→ **EXERCISE DESCRIPTION**
Show every line that has the string "marker" in it.

→ **TASK DATA**
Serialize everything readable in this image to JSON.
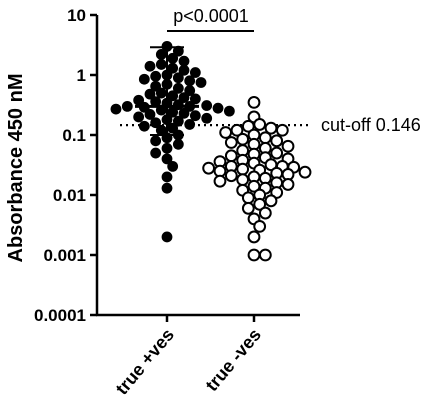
{
  "chart_data": {
    "type": "scatter",
    "title": "",
    "ylabel": "Absorbance 450 nM",
    "xlabel": "",
    "yscale": "log",
    "ylim": [
      0.0001,
      10
    ],
    "yticks": [
      "0.0001",
      "0.001",
      "0.01",
      "0.1",
      "1",
      "10"
    ],
    "categories": [
      "true +ves",
      "true -ves"
    ],
    "series": [
      {
        "name": "true +ves",
        "marker": "filled-circle",
        "color": "#000000",
        "values": [
          3.0,
          2.5,
          2.2,
          1.9,
          1.7,
          1.5,
          1.4,
          1.3,
          1.2,
          1.1,
          1.0,
          0.95,
          0.9,
          0.85,
          0.8,
          0.75,
          0.7,
          0.65,
          0.6,
          0.55,
          0.5,
          0.48,
          0.45,
          0.42,
          0.4,
          0.38,
          0.36,
          0.34,
          0.32,
          0.31,
          0.3,
          0.3,
          0.29,
          0.28,
          0.27,
          0.26,
          0.25,
          0.24,
          0.23,
          0.22,
          0.21,
          0.2,
          0.19,
          0.18,
          0.17,
          0.16,
          0.15,
          0.14,
          0.13,
          0.12,
          0.1,
          0.09,
          0.08,
          0.07,
          0.06,
          0.05,
          0.04,
          0.03,
          0.02,
          0.013,
          0.002
        ],
        "median": 0.3,
        "error_upper": 2.9,
        "error_lower": 0.1
      },
      {
        "name": "true -ves",
        "marker": "open-circle",
        "color": "#000000",
        "values": [
          0.35,
          0.2,
          0.15,
          0.14,
          0.13,
          0.12,
          0.12,
          0.11,
          0.1,
          0.09,
          0.085,
          0.08,
          0.075,
          0.07,
          0.065,
          0.06,
          0.055,
          0.05,
          0.048,
          0.045,
          0.042,
          0.04,
          0.038,
          0.036,
          0.034,
          0.032,
          0.03,
          0.03,
          0.029,
          0.028,
          0.027,
          0.026,
          0.025,
          0.024,
          0.023,
          0.022,
          0.021,
          0.02,
          0.019,
          0.018,
          0.017,
          0.016,
          0.015,
          0.014,
          0.013,
          0.012,
          0.011,
          0.01,
          0.009,
          0.008,
          0.007,
          0.006,
          0.005,
          0.004,
          0.003,
          0.002,
          0.001,
          0.001
        ]
      }
    ],
    "reference_line": {
      "value": 0.146,
      "label": "cut-off 0.146",
      "style": "dotted"
    },
    "significance": {
      "label": "p<0.0001",
      "between": [
        "true +ves",
        "true -ves"
      ]
    },
    "grid": false,
    "legend": "none"
  }
}
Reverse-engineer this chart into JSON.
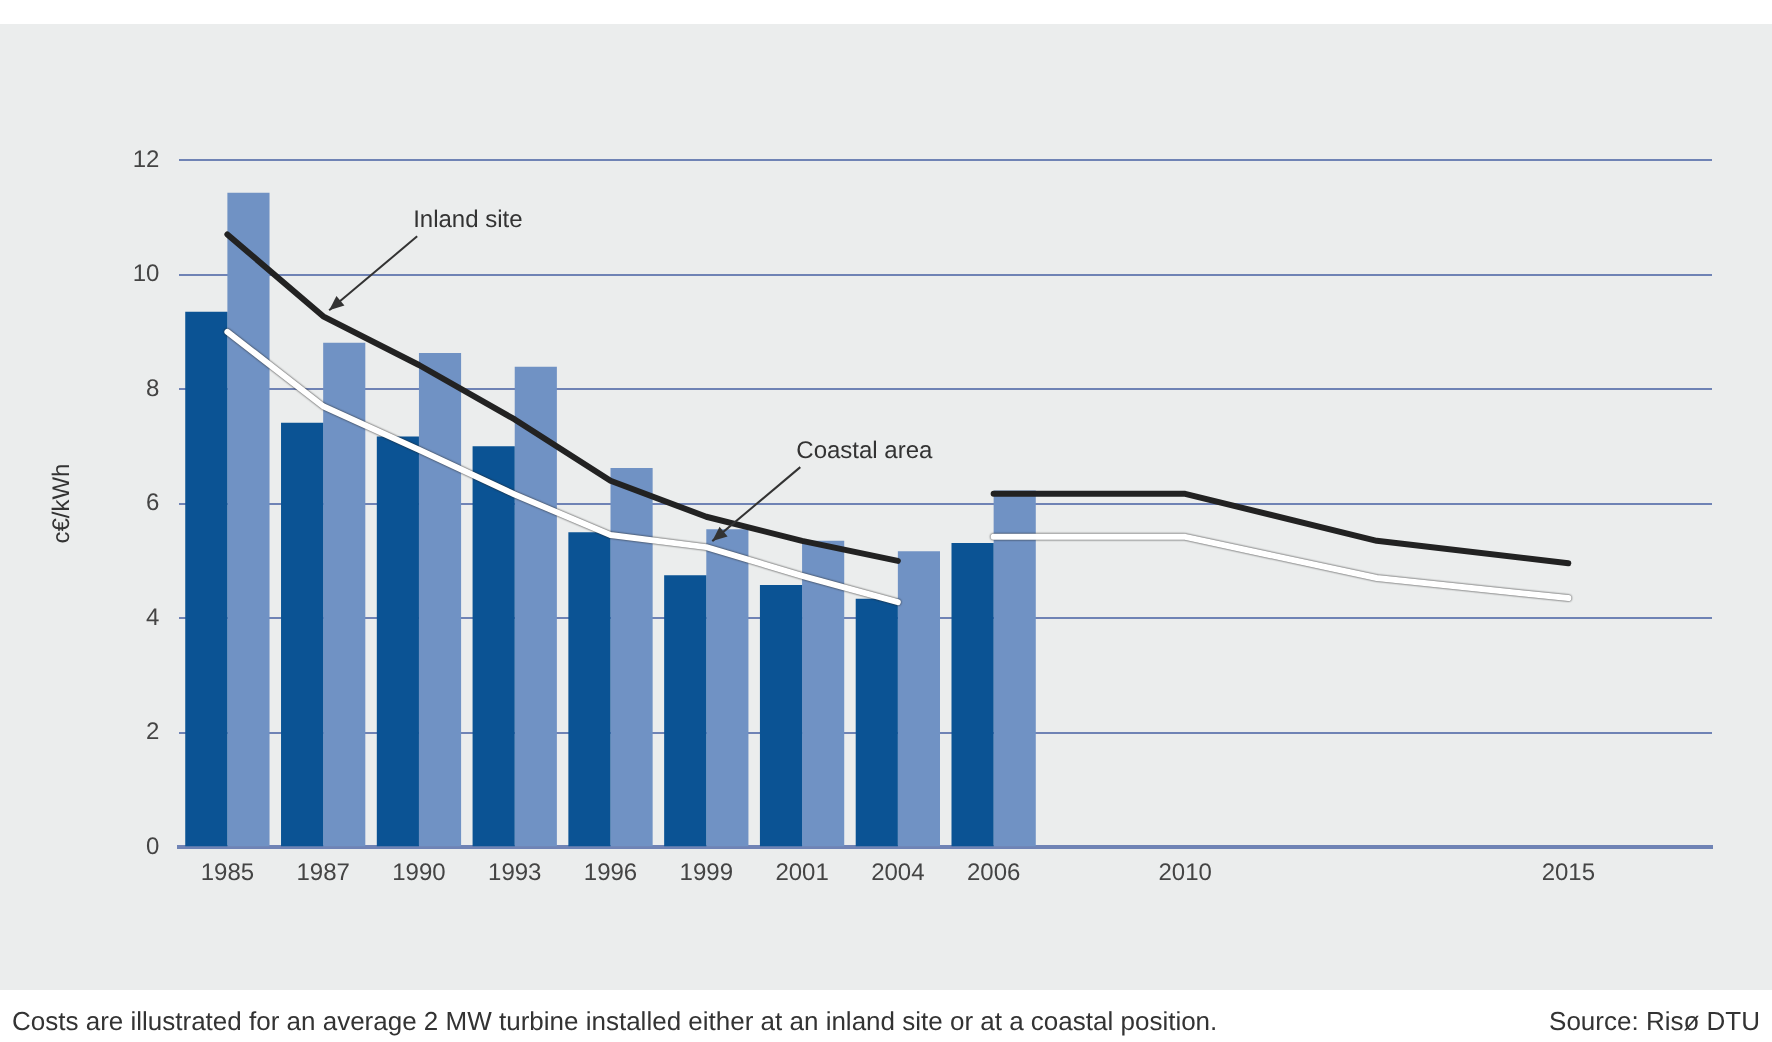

→ **SOLUTION FOR THIS TASK**
        "marker": "filled-circle",
        "marker": "open-circle",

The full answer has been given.